Reproduce the entries below in full, word for word.

--- Start ---

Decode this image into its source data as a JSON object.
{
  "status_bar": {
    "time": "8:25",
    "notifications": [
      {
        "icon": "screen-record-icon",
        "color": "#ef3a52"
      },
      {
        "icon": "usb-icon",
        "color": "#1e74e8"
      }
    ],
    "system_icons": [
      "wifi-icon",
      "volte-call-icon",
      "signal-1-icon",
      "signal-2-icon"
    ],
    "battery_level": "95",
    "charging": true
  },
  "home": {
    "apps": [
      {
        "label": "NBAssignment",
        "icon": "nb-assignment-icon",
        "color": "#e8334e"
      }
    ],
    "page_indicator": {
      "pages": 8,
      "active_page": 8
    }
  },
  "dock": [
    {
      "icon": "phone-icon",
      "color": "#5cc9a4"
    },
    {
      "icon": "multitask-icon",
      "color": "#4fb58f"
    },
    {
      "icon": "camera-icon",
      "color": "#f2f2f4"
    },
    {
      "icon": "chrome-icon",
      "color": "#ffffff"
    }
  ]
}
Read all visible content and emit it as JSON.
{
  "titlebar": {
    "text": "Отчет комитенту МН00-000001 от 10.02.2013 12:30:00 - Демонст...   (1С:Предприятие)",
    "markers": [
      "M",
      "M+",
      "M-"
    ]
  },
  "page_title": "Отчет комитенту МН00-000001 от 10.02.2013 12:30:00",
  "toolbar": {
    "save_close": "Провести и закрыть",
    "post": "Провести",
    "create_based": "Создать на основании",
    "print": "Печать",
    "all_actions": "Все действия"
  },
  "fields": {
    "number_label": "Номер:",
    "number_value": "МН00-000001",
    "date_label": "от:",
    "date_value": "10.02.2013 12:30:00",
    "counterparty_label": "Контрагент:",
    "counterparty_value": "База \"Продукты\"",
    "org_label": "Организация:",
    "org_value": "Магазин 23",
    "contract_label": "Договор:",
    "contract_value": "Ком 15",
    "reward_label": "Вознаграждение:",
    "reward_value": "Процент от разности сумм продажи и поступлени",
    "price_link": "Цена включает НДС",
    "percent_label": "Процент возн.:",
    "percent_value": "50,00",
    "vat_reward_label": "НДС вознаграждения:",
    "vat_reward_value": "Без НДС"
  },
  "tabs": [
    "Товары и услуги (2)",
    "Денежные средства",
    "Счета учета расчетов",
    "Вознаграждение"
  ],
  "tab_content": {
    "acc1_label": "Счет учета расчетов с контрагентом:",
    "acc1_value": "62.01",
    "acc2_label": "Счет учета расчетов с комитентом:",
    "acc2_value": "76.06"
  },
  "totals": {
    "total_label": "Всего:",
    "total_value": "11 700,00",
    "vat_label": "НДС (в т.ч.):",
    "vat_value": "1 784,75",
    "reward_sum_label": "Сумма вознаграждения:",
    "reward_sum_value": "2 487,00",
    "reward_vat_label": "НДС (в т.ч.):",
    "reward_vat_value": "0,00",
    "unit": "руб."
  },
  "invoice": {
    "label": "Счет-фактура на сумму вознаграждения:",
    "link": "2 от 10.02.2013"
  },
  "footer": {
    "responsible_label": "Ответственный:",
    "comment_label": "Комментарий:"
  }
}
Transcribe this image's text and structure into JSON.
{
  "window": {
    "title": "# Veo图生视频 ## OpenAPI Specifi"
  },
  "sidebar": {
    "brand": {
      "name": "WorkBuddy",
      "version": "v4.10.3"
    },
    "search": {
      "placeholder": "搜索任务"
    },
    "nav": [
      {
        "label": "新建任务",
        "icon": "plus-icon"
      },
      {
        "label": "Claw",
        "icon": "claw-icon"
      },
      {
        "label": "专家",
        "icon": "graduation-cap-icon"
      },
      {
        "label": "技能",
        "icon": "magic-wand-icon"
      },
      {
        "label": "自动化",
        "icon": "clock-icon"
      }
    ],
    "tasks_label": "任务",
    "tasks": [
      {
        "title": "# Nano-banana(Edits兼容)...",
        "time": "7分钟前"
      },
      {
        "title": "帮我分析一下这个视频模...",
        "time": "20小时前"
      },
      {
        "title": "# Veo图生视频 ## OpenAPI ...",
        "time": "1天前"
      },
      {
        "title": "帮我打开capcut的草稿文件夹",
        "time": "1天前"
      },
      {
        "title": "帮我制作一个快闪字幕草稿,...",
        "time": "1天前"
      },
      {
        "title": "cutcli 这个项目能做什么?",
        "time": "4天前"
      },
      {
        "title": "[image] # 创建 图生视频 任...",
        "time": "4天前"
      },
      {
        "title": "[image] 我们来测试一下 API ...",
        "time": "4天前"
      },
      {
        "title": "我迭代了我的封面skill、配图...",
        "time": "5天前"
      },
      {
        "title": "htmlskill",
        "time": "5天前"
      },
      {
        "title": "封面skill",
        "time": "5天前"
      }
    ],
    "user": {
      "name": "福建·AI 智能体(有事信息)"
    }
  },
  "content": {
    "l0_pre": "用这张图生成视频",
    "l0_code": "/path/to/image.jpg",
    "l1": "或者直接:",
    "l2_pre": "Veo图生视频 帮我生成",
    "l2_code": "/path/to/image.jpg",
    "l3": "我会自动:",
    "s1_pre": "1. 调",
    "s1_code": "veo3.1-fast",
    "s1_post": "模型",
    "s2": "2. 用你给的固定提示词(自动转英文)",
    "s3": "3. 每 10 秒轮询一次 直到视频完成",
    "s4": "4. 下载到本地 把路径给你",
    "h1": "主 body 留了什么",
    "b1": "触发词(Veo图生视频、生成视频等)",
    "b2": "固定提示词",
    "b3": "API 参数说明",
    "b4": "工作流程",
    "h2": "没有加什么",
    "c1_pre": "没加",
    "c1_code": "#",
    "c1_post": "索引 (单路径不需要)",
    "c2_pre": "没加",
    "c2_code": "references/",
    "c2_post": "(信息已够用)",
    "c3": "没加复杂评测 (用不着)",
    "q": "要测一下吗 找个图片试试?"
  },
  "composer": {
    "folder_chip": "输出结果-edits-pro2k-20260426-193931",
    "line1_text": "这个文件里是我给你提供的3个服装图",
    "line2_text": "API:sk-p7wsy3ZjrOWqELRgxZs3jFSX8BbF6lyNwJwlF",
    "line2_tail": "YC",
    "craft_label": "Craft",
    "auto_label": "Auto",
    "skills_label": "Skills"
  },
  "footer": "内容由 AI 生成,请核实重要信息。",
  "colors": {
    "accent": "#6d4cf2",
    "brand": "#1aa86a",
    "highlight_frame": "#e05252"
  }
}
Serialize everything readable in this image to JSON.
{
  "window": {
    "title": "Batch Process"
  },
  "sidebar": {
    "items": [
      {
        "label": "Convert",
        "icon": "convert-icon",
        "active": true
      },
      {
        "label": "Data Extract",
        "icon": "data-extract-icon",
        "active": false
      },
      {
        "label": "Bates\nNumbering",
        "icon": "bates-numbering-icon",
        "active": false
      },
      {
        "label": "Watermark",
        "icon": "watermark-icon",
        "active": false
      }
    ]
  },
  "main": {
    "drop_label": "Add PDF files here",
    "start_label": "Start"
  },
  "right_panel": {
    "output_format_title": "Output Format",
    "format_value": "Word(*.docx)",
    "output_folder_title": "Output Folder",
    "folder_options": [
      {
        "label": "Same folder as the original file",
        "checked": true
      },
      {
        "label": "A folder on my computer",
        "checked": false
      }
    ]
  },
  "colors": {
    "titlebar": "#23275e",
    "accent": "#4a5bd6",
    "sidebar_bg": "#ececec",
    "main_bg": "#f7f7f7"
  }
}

--- End ---

▸ **The answer**
Decode this image into its source data as a JSON object.
{
  "status_bar": {
    "time": "8:25",
    "notifications": [
      {
        "icon": "screen-record-icon",
        "color": "#ef3a52"
      },
      {
        "icon": "usb-icon",
        "color": "#1e74e8"
      }
    ],
    "system_icons": [
      "wifi-icon",
      "volte-call-icon",
      "signal-1-icon",
      "signal-2-icon"
    ],
    "battery_level": "95",
    "charging": true
  },
  "home": {
    "apps": [
      {
        "label": "NBAssignment",
        "icon": "nb-assignment-icon",
        "color": "#e8334e"
      }
    ],
    "page_indicator": {
      "pages": 8,
      "active_page": 8
    }
  },
  "dock": [
    {
      "icon": "phone-icon",
      "color": "#5cc9a4"
    },
    {
      "icon": "multitask-icon",
      "color": "#4fb58f"
    },
    {
      "icon": "camera-icon",
      "color": "#f2f2f4"
    },
    {
      "icon": "chrome-icon",
      "color": "#ffffff"
    }
  ]
}
Read all visible content and emit it as JSON.
{
  "titlebar": {
    "text": "Отчет комитенту МН00-000001 от 10.02.2013 12:30:00 - Демонст...   (1С:Предприятие)",
    "markers": [
      "M",
      "M+",
      "M-"
    ]
  },
  "page_title": "Отчет комитенту МН00-000001 от 10.02.2013 12:30:00",
  "toolbar": {
    "save_close": "Провести и закрыть",
    "post": "Провести",
    "create_based": "Создать на основании",
    "print": "Печать",
    "all_actions": "Все действия"
  },
  "fields": {
    "number_label": "Номер:",
    "number_value": "МН00-000001",
    "date_label": "от:",
    "date_value": "10.02.2013 12:30:00",
    "counterparty_label": "Контрагент:",
    "counterparty_value": "База \"Продукты\"",
    "org_label": "Организация:",
    "org_value": "Магазин 23",
    "contract_label": "Договор:",
    "contract_value": "Ком 15",
    "reward_label": "Вознаграждение:",
    "reward_value": "Процент от разности сумм продажи и поступлени",
    "price_link": "Цена включает НДС",
    "percent_label": "Процент возн.:",
    "percent_value": "50,00",
    "vat_reward_label": "НДС вознаграждения:",
    "vat_reward_value": "Без НДС"
  },
  "tabs": [
    "Товары и услуги (2)",
    "Денежные средства",
    "Счета учета расчетов",
    "Вознаграждение"
  ],
  "tab_content": {
    "acc1_label": "Счет учета расчетов с контрагентом:",
    "acc1_value": "62.01",
    "acc2_label": "Счет учета расчетов с комитентом:",
    "acc2_value": "76.06"
  },
  "totals": {
    "total_label": "Всего:",
    "total_value": "11 700,00",
    "vat_label": "НДС (в т.ч.):",
    "vat_value": "1 784,75",
    "reward_sum_label": "Сумма вознаграждения:",
    "reward_sum_value": "2 487,00",
    "reward_vat_label": "НДС (в т.ч.):",
    "reward_vat_value": "0,00",
    "unit": "руб."
  },
  "invoice": {
    "label": "Счет-фактура на сумму вознаграждения:",
    "link": "2 от 10.02.2013"
  },
  "footer": {
    "responsible_label": "Ответственный:",
    "comment_label": "Комментарий:"
  }
}
Transcribe this image's text and structure into JSON.
{
  "window": {
    "title": "# Veo图生视频 ## OpenAPI Specifi"
  },
  "sidebar": {
    "brand": {
      "name": "WorkBuddy",
      "version": "v4.10.3"
    },
    "search": {
      "placeholder": "搜索任务"
    },
    "nav": [
      {
        "label": "新建任务",
        "icon": "plus-icon"
      },
      {
        "label": "Claw",
        "icon": "claw-icon"
      },
      {
        "label": "专家",
        "icon": "graduation-cap-icon"
      },
      {
        "label": "技能",
        "icon": "magic-wand-icon"
      },
      {
        "label": "自动化",
        "icon": "clock-icon"
      }
    ],
    "tasks_label": "任务",
    "tasks": [
      {
        "title": "# Nano-banana(Edits兼容)...",
        "time": "7分钟前"
      },
      {
        "title": "帮我分析一下这个视频模...",
        "time": "20小时前"
      },
      {
        "title": "# Veo图生视频 ## OpenAPI ...",
        "time": "1天前"
      },
      {
        "title": "帮我打开capcut的草稿文件夹",
        "time": "1天前"
      },
      {
        "title": "帮我制作一个快闪字幕草稿,...",
        "time": "1天前"
      },
      {
        "title": "cutcli 这个项目能做什么?",
        "time": "4天前"
      },
      {
        "title": "[image] # 创建 图生视频 任...",
        "time": "4天前"
      },
      {
        "title": "[image] 我们来测试一下 API ...",
        "time": "4天前"
      },
      {
        "title": "我迭代了我的封面skill、配图...",
        "time": "5天前"
      },
      {
        "title": "htmlskill",
        "time": "5天前"
      },
      {
        "title": "封面skill",
        "time": "5天前"
      }
    ],
    "user": {
      "name": "福建·AI 智能体(有事信息)"
    }
  },
  "content": {
    "l0_pre": "用这张图生成视频",
    "l0_code": "/path/to/image.jpg",
    "l1": "或者直接:",
    "l2_pre": "Veo图生视频 帮我生成",
    "l2_code": "/path/to/image.jpg",
    "l3": "我会自动:",
    "s1_pre": "1. 调",
    "s1_code": "veo3.1-fast",
    "s1_post": "模型",
    "s2": "2. 用你给的固定提示词(自动转英文)",
    "s3": "3. 每 10 秒轮询一次 直到视频完成",
    "s4": "4. 下载到本地 把路径给你",
    "h1": "主 body 留了什么",
    "b1": "触发词(Veo图生视频、生成视频等)",
    "b2": "固定提示词",
    "b3": "API 参数说明",
    "b4": "工作流程",
    "h2": "没有加什么",
    "c1_pre": "没加",
    "c1_code": "#",
    "c1_post": "索引 (单路径不需要)",
    "c2_pre": "没加",
    "c2_code": "references/",
    "c2_post": "(信息已够用)",
    "c3": "没加复杂评测 (用不着)",
    "q": "要测一下吗 找个图片试试?"
  },
  "composer": {
    "folder_chip": "输出结果-edits-pro2k-20260426-193931",
    "line1_text": "这个文件里是我给你提供的3个服装图",
    "line2_text": "API:sk-p7wsy3ZjrOWqELRgxZs3jFSX8BbF6lyNwJwlF",
    "line2_tail": "YC",
    "craft_label": "Craft",
    "auto_label": "Auto",
    "skills_label": "Skills"
  },
  "footer": "内容由 AI 生成,请核实重要信息。",
  "colors": {
    "accent": "#6d4cf2",
    "brand": "#1aa86a",
    "highlight_frame": "#e05252"
  }
}
Serialize everything readable in this image to JSON.
{
  "window": {
    "title": "Batch Process"
  },
  "sidebar": {
    "items": [
      {
        "label": "Convert",
        "icon": "convert-icon",
        "active": true
      },
      {
        "label": "Data Extract",
        "icon": "data-extract-icon",
        "active": false
      },
      {
        "label": "Bates\nNumbering",
        "icon": "bates-numbering-icon",
        "active": false
      },
      {
        "label": "Watermark",
        "icon": "watermark-icon",
        "active": false
      }
    ]
  },
  "main": {
    "drop_label": "Add PDF files here",
    "start_label": "Start"
  },
  "right_panel": {
    "output_format_title": "Output Format",
    "format_value": "Word(*.docx)",
    "output_folder_title": "Output Folder",
    "folder_options": [
      {
        "label": "Same folder as the original file",
        "checked": true
      },
      {
        "label": "A folder on my computer",
        "checked": false
      }
    ]
  },
  "colors": {
    "titlebar": "#23275e",
    "accent": "#4a5bd6",
    "sidebar_bg": "#ececec",
    "main_bg": "#f7f7f7"
  }
}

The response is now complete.